Provided records:
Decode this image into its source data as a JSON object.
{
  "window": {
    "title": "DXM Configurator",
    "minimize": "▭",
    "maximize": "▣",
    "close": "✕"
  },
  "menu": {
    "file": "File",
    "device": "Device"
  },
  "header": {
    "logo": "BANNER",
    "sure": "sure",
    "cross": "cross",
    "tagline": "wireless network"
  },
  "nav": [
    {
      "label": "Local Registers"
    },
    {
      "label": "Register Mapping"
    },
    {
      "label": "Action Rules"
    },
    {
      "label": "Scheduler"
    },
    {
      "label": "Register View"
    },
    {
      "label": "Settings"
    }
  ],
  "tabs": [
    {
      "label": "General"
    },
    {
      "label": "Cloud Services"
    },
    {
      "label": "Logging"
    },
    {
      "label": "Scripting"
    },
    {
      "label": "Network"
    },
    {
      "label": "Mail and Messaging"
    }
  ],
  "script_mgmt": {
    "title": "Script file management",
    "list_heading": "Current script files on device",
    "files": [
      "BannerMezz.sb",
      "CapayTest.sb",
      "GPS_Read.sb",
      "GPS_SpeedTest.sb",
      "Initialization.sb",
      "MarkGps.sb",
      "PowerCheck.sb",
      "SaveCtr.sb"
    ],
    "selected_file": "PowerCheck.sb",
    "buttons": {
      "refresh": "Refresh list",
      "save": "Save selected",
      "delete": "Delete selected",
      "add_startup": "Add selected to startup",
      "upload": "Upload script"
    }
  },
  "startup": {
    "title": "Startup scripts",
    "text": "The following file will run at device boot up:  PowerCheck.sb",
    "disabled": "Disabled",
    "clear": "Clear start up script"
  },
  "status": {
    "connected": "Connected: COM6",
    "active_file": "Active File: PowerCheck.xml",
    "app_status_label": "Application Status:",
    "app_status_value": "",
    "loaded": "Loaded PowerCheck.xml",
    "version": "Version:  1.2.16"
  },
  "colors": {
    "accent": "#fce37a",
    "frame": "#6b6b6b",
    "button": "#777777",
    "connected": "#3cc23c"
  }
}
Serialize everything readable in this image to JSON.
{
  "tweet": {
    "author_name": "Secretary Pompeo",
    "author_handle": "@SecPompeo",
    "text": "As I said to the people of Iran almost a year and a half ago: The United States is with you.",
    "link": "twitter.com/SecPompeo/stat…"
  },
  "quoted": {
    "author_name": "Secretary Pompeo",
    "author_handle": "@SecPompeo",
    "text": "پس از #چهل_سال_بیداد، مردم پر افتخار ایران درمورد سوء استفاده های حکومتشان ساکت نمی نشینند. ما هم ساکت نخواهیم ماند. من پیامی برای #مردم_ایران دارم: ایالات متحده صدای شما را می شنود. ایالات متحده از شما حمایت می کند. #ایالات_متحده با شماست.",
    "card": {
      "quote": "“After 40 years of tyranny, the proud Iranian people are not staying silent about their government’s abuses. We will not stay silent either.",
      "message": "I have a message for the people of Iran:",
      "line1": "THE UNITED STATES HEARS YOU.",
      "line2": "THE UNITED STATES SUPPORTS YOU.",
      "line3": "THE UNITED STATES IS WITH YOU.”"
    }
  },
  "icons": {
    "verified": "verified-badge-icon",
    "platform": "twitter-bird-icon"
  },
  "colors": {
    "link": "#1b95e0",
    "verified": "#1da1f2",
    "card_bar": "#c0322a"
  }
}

Task: Track down all lines above with the string "files" and copy them.

Full output:
    "list_heading": "Current script files on device",
    "files": [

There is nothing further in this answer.